■ Problem ■
Gather from the material every line that contains the string "Testing".

Excerpts from a figure dataset
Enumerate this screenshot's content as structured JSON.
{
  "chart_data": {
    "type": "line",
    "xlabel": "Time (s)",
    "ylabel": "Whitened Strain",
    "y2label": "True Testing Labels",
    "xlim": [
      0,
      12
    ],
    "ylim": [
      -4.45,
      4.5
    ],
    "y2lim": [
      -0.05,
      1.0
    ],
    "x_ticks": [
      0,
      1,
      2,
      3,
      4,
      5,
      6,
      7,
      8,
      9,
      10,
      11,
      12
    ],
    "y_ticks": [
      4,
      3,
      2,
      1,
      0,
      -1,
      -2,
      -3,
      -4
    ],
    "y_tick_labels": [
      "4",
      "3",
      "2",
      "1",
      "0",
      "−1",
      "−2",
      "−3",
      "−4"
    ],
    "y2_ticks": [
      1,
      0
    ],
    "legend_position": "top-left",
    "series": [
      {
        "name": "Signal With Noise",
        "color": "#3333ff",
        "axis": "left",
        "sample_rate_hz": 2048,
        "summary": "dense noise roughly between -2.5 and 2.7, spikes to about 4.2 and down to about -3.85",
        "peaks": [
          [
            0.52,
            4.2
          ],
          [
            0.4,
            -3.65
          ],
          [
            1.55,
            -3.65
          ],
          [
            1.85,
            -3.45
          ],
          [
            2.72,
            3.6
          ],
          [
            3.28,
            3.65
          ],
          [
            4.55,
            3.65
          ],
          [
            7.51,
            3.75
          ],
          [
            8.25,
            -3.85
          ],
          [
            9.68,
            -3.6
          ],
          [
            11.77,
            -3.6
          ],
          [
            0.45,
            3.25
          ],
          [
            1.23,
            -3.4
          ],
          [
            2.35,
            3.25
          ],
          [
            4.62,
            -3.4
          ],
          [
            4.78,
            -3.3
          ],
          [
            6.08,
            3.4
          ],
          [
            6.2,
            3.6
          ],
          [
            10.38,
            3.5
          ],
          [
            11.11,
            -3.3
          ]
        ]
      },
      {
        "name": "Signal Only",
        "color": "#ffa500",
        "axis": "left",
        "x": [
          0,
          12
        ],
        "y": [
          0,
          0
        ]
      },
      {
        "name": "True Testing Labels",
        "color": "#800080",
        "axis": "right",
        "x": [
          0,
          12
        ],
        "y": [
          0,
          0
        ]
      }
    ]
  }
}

■ Result of this exercise ■
    "y2label": "True Testing Labels",
        "name": "True Testing Labels",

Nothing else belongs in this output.